**INSTRUCTION**
Lift out all lines below that contain "this".

**Data entries**

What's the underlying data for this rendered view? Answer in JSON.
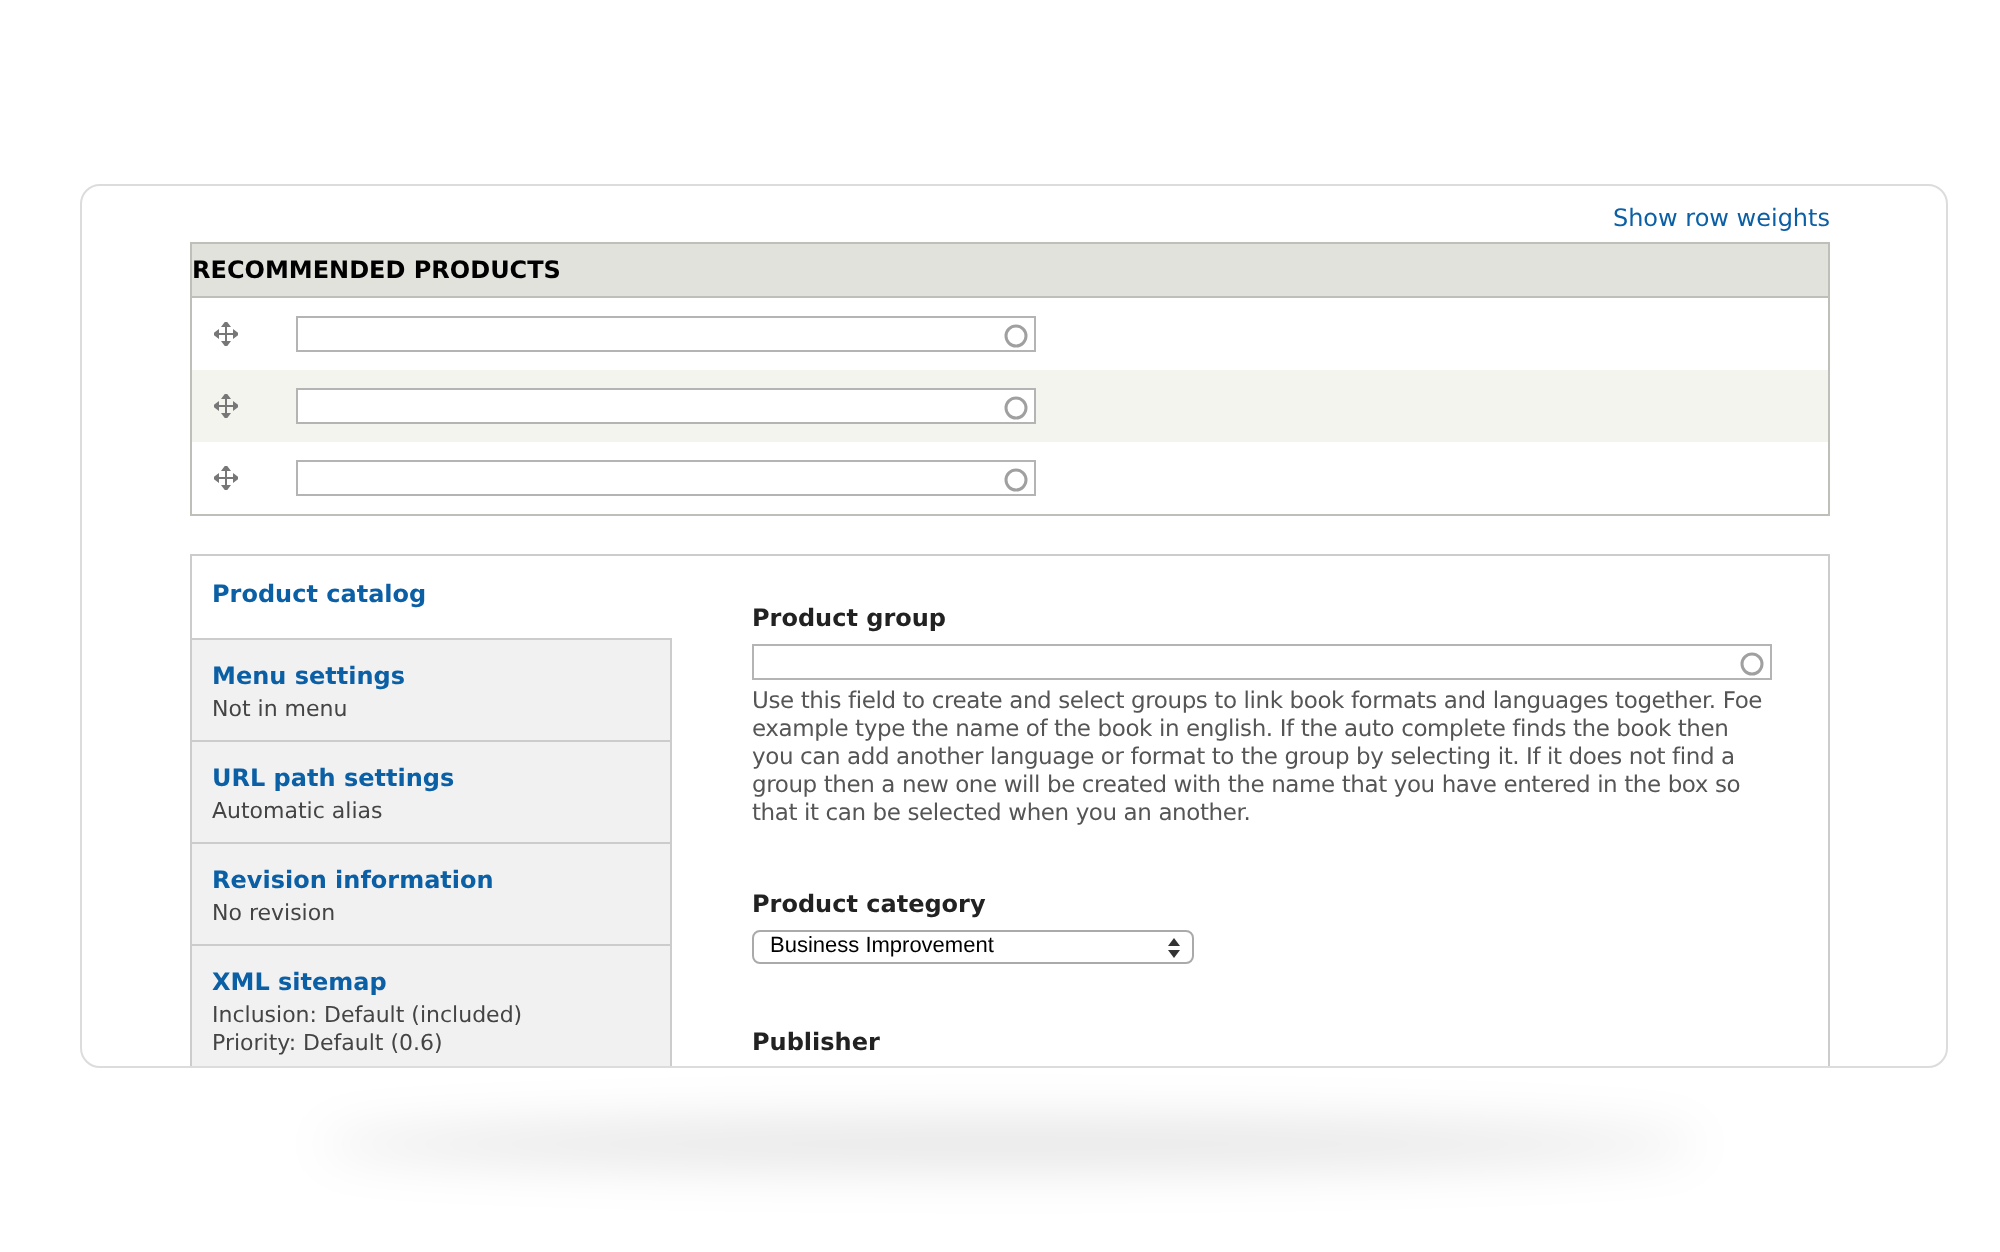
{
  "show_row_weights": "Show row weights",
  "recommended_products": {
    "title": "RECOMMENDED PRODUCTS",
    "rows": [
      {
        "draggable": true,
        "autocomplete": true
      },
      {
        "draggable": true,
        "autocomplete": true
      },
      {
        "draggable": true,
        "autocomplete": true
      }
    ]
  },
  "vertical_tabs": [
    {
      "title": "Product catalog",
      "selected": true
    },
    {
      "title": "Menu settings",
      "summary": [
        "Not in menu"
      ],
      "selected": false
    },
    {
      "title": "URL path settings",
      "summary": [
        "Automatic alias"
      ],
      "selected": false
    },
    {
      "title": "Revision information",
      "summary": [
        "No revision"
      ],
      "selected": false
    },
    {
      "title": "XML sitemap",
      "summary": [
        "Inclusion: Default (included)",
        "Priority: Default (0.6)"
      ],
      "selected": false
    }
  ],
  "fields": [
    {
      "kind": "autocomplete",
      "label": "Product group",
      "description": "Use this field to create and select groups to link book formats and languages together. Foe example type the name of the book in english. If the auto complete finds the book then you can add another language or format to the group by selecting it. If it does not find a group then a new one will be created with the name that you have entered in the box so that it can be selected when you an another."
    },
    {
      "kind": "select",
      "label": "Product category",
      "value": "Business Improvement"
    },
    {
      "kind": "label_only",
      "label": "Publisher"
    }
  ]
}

**FULL RESPONSE**
What's the underlying data for this rendered view? Answer in JSON.
      "description": "Use this field to create and select groups to link book formats and languages together. Foe example type the name of the book in english. If the auto complete finds the book then you can add another language or format to the group by selecting it. If it does not find a group then a new one will be created with the name that you have entered in the box so that it can be selected when you an another."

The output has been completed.